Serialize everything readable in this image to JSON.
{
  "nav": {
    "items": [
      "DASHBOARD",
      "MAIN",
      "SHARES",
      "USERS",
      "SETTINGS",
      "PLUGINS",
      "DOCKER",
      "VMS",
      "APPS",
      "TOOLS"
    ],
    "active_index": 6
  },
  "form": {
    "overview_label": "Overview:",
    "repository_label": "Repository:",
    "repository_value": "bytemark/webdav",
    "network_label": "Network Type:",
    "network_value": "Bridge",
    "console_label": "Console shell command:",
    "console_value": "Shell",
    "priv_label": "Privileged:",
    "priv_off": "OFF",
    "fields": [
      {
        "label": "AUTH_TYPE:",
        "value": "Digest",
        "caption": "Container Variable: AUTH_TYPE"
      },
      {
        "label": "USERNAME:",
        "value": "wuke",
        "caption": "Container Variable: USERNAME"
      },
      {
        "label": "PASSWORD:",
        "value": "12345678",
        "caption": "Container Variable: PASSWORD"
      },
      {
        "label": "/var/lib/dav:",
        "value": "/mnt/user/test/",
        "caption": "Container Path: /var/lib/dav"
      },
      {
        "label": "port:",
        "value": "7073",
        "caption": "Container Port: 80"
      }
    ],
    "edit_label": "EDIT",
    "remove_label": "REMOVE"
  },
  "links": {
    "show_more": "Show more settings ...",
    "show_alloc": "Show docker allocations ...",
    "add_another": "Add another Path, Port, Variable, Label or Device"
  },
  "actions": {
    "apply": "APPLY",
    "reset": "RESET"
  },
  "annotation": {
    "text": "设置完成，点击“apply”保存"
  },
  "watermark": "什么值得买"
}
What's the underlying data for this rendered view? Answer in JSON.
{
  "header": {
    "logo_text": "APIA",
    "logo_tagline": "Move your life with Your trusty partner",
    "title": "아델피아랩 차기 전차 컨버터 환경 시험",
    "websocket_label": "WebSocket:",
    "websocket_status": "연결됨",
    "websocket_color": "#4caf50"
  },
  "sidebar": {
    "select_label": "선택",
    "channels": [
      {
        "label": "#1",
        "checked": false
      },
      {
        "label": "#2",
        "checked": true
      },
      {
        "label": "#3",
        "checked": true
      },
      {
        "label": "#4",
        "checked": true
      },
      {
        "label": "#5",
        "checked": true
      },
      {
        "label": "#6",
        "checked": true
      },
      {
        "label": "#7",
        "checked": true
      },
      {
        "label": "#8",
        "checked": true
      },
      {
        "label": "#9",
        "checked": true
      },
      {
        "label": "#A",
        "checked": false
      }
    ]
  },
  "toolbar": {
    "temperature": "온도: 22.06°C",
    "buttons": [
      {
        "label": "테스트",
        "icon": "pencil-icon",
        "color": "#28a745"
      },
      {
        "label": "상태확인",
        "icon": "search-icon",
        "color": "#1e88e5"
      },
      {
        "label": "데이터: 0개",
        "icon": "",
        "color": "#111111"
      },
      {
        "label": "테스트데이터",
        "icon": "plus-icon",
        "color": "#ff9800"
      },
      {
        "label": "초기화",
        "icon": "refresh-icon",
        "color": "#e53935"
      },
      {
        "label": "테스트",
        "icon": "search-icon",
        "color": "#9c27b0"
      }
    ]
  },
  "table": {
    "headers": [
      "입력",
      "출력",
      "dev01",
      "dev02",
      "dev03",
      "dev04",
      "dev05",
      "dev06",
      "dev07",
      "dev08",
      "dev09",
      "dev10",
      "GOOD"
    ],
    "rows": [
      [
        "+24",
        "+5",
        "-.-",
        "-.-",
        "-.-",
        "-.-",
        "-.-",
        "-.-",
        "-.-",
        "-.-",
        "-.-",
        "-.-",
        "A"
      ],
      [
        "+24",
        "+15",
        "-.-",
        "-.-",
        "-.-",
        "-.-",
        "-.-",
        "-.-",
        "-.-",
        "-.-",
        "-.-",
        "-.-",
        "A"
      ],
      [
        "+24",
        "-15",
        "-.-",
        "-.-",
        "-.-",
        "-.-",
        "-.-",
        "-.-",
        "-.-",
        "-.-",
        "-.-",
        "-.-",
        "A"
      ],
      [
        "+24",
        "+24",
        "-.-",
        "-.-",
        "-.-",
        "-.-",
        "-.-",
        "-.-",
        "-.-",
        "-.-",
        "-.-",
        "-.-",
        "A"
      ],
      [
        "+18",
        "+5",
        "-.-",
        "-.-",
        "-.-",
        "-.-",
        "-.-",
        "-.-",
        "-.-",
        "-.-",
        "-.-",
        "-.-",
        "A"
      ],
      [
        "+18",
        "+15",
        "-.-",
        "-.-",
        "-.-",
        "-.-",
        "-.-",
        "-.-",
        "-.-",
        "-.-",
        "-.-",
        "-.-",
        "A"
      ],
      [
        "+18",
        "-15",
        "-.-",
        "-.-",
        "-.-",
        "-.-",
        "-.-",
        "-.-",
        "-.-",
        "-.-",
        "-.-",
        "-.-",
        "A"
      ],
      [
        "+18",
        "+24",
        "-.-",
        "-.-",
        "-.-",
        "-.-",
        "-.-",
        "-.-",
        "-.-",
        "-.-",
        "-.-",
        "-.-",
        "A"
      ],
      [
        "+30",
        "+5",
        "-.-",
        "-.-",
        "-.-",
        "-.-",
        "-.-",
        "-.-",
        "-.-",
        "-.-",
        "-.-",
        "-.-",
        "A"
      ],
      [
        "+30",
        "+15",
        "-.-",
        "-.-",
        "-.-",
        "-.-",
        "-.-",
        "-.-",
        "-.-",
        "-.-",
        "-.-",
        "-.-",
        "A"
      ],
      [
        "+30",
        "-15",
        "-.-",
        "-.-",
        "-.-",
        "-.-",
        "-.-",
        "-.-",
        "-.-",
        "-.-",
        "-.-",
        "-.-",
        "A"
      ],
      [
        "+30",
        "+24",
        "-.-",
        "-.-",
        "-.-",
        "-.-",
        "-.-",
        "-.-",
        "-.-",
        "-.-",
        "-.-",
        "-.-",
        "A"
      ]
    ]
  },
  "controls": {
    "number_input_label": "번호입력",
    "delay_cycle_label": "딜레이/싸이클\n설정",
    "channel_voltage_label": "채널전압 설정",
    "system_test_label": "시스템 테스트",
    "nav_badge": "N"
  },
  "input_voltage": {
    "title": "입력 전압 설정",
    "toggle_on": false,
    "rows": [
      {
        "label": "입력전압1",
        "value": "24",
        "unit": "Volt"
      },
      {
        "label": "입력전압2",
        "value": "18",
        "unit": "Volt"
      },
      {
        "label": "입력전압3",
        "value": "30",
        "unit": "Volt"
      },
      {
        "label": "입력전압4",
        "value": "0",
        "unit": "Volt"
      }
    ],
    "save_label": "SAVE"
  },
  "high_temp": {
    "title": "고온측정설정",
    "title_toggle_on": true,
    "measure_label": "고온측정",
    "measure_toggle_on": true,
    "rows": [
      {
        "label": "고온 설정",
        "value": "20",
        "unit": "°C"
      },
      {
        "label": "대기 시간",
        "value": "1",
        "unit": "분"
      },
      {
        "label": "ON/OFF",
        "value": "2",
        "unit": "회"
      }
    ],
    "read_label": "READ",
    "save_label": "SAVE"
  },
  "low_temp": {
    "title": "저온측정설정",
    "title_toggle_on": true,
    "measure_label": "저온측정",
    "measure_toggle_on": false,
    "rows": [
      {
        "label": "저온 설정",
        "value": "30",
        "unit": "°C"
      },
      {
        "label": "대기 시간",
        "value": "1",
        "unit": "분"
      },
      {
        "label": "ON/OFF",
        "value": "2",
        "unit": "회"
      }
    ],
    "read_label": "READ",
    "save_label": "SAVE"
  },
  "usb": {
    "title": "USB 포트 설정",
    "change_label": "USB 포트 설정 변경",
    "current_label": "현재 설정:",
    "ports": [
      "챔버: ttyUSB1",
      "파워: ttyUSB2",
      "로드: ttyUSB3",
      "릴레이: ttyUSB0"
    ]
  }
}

------------------------

_EXERCISE AIM_. Which lines contain "caption"? Copy each of them out.

_TASK SOLUTION_.
        "caption": "Container Variable: AUTH_TYPE"
        "caption": "Container Variable: USERNAME"
        "caption": "Container Variable: PASSWORD"
        "caption": "Container Path: /var/lib/dav"
        "caption": "Container Port: 80"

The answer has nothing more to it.